[PROBLEM REQUIREMENTS]
Make an exact copy of the data below, leaving out every picture.

☆ ☆ ☆ ☆ ☆ ☆ ☆

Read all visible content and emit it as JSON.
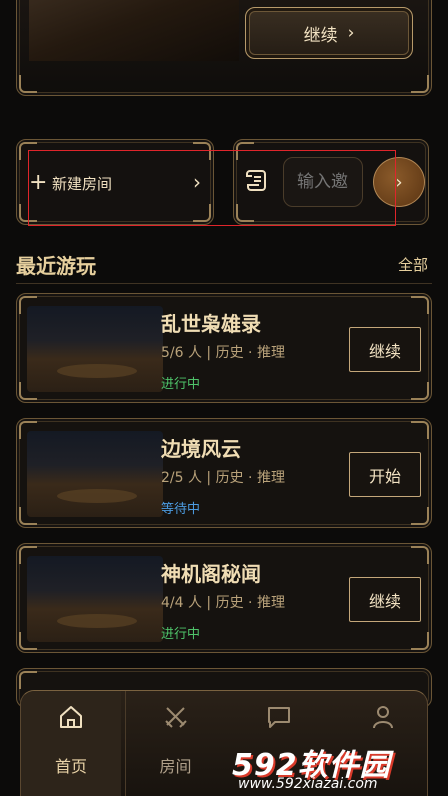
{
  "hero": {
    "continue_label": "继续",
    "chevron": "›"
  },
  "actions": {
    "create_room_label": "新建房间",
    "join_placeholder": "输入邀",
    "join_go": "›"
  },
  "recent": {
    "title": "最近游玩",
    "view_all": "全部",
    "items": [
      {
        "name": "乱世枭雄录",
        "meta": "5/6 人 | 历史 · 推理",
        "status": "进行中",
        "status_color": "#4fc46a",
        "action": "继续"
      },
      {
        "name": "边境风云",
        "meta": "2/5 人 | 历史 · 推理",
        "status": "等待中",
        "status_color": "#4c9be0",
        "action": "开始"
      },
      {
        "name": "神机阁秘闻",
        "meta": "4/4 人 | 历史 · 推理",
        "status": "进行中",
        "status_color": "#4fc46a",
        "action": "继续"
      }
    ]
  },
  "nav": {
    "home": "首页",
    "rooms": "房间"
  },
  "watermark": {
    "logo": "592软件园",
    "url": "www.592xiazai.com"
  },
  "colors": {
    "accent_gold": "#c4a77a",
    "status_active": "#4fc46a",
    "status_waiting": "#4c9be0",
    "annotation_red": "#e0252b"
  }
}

☆ ☆ ☆ ☆ ☆ ☆ ☆

[PROBLEM SOLUTION]
Read all visible content and emit it as JSON.
{
  "hero": {
    "continue_label": "继续",
    "chevron": "›"
  },
  "actions": {
    "create_room_label": "新建房间",
    "join_placeholder": "输入邀",
    "join_go": "›"
  },
  "recent": {
    "title": "最近游玩",
    "view_all": "全部",
    "items": [
      {
        "name": "乱世枭雄录",
        "meta": "5/6 人 | 历史 · 推理",
        "status": "进行中",
        "status_color": "#4fc46a",
        "action": "继续"
      },
      {
        "name": "边境风云",
        "meta": "2/5 人 | 历史 · 推理",
        "status": "等待中",
        "status_color": "#4c9be0",
        "action": "开始"
      },
      {
        "name": "神机阁秘闻",
        "meta": "4/4 人 | 历史 · 推理",
        "status": "进行中",
        "status_color": "#4fc46a",
        "action": "继续"
      }
    ]
  },
  "nav": {
    "home": "首页",
    "rooms": "房间"
  },
  "watermark": {
    "logo": "592软件园",
    "url": "www.592xiazai.com"
  },
  "colors": {
    "accent_gold": "#c4a77a",
    "status_active": "#4fc46a",
    "status_waiting": "#4c9be0",
    "annotation_red": "#e0252b"
  }
}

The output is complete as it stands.